_Exercise objective_
Find each line with the string "from" and report it.

----

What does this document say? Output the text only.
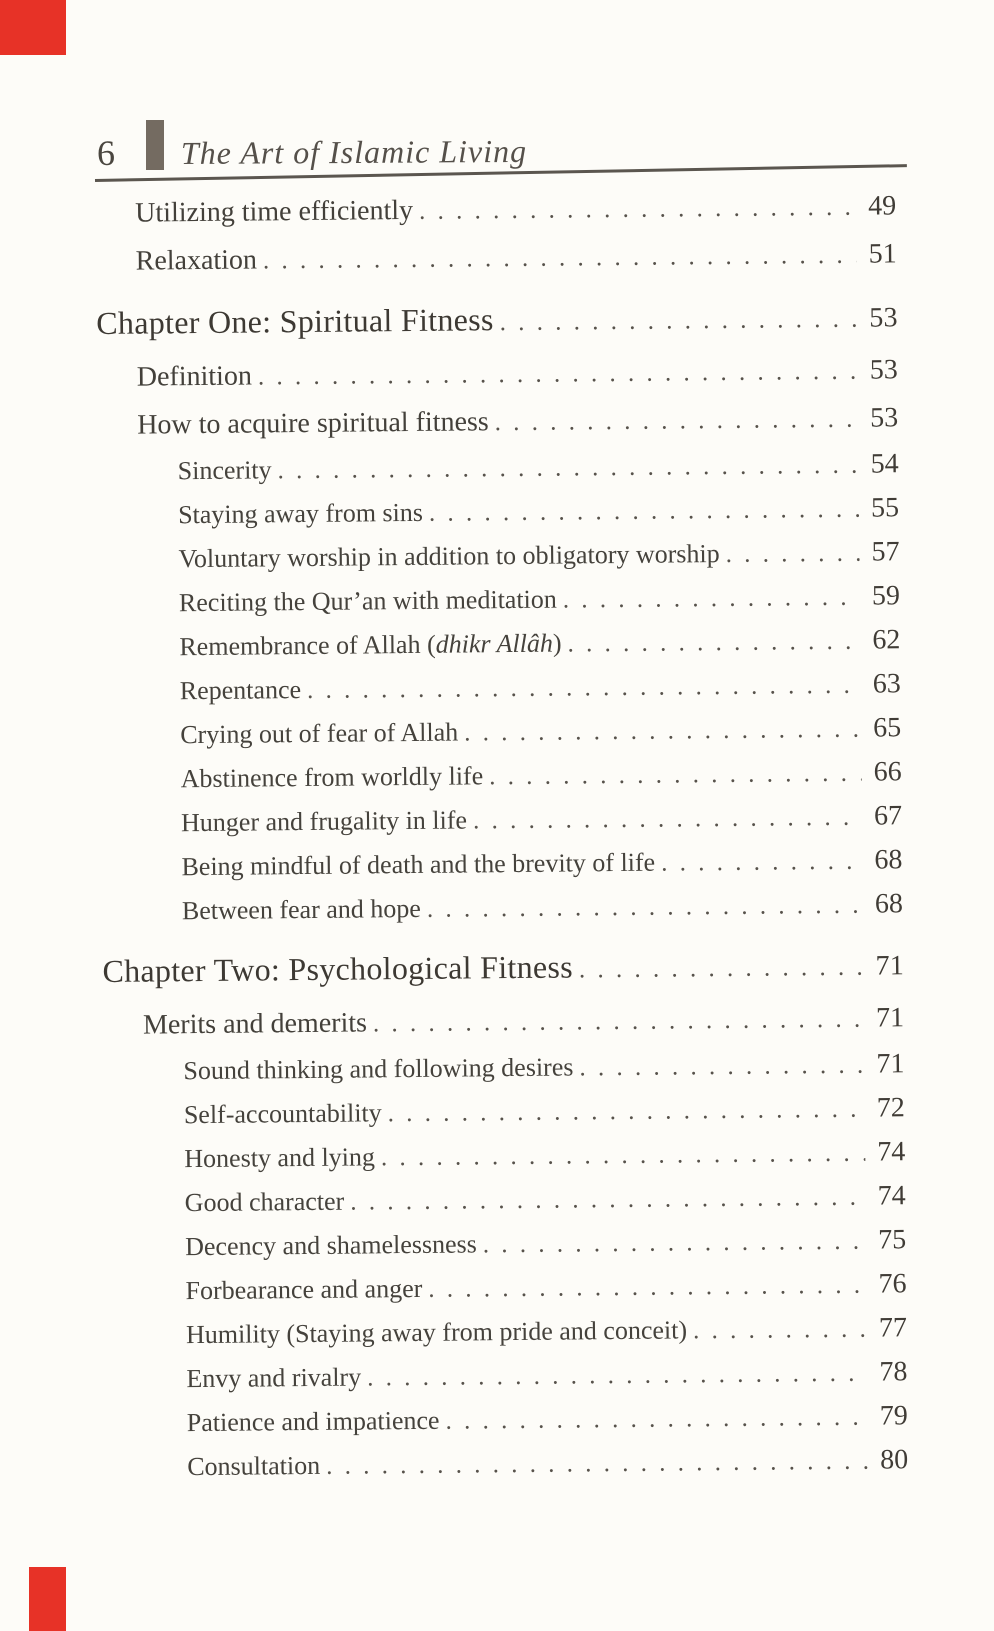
6 The Art of Islamic Living
Utilizing time efficiently . . .	49
Relaxation . . .	51
Chapter One: Spiritual Fitness . . .	53
Definition . . .	53
How to acquire spiritual fitness . . .	53
Sincerity . . .	54
Staying away from sins . . .	55
Voluntary worship in addition to obligatory worship . . .	57
Reciting the Qur’an with meditation . . .	59
Remembrance of Allah (dhikr Allâh) . . .	62
Repentance . . .	63
Crying out of fear of Allah . . .	65
Abstinence from worldly life . . .	66
Hunger and frugality in life . . .	67
Being mindful of death and the brevity of life . . .	68
Between fear and hope . . .	68
Chapter Two: Psychological Fitness . . .	71
Merits and demerits . . .	71
Sound thinking and following desires . . .	71
Self-accountability . . .	72
Honesty and lying . . .	74
Good character . . .	74
Decency and shamelessness . . .	75
Forbearance and anger . . .	76
Humility (Staying away from pride and conceit) . . .	77
Envy and rivalry . . .	78
Patience and impatience . . .	79
Consultation . . .	80
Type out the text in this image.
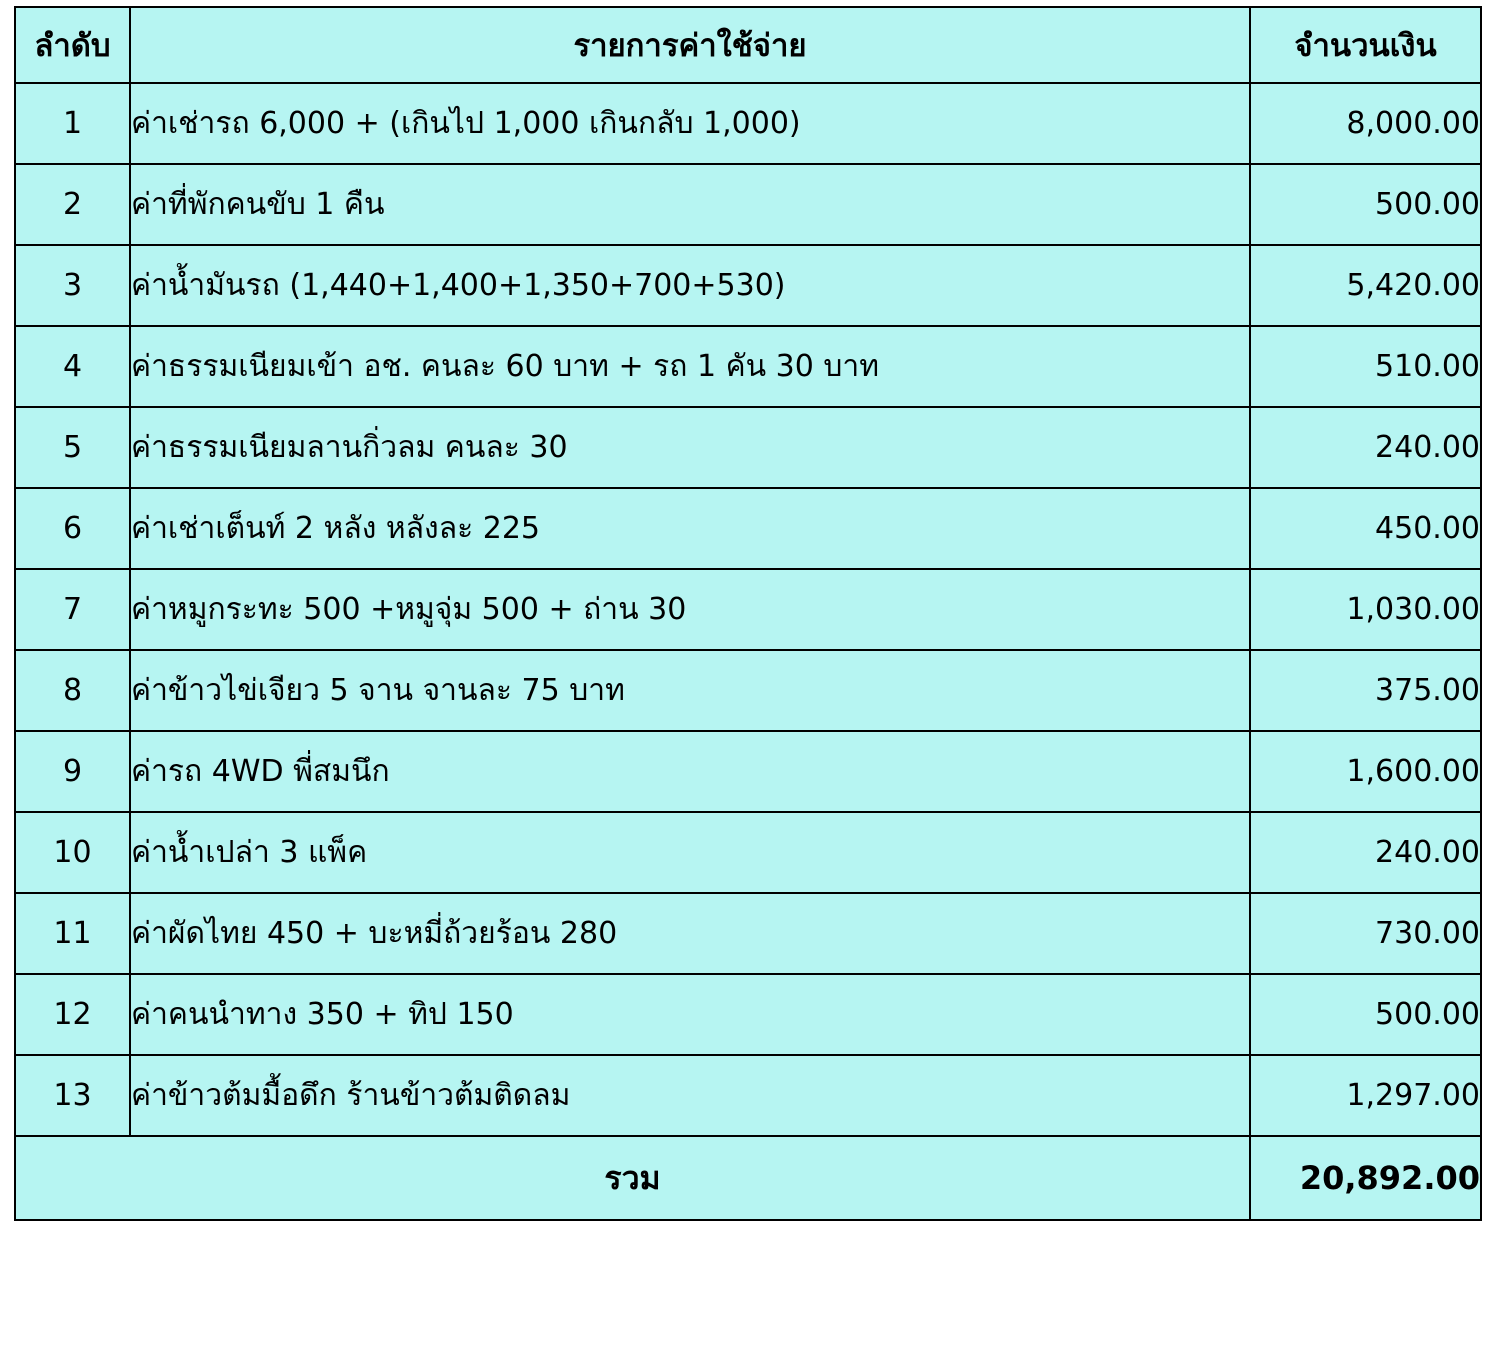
ลำดับ	รายการค่าใช้จ่าย	จำนวนเงิน
1	ค่าเช่ารถ 6,000 + (เกินไป 1,000 เกินกลับ 1,000)	8,000.00
2	ค่าที่พักคนขับ 1 คืน	500.00
3	ค่าน้ำมันรถ (1,440+1,400+1,350+700+530)	5,420.00
4	ค่าธรรมเนียมเข้า อช. คนละ 60 บาท + รถ 1 คัน 30 บาท	510.00
5	ค่าธรรมเนียมลานกิ่วลม คนละ 30	240.00
6	ค่าเช่าเต็นท์ 2 หลัง หลังละ 225	450.00
7	ค่าหมูกระทะ 500 +หมูจุ่ม 500 + ถ่าน 30	1,030.00
8	ค่าข้าวไข่เจียว 5 จาน จานละ 75 บาท	375.00
9	ค่ารถ 4WD พี่สมนึก	1,600.00
10	ค่าน้ำเปล่า 3 แพ็ค	240.00
11	ค่าผัดไทย 450 + บะหมี่ถ้วยร้อน 280	730.00
12	ค่าคนนำทาง 350 + ทิป 150	500.00
13	ค่าข้าวต้มมื้อดึก ร้านข้าวต้มติดลม	1,297.00
รวม		20,892.00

----

_Finished exercise_
Staying away from sins . . .	55
Abstinence from worldly life . . .	66
Humility (Staying away from pride and conceit) . . .	77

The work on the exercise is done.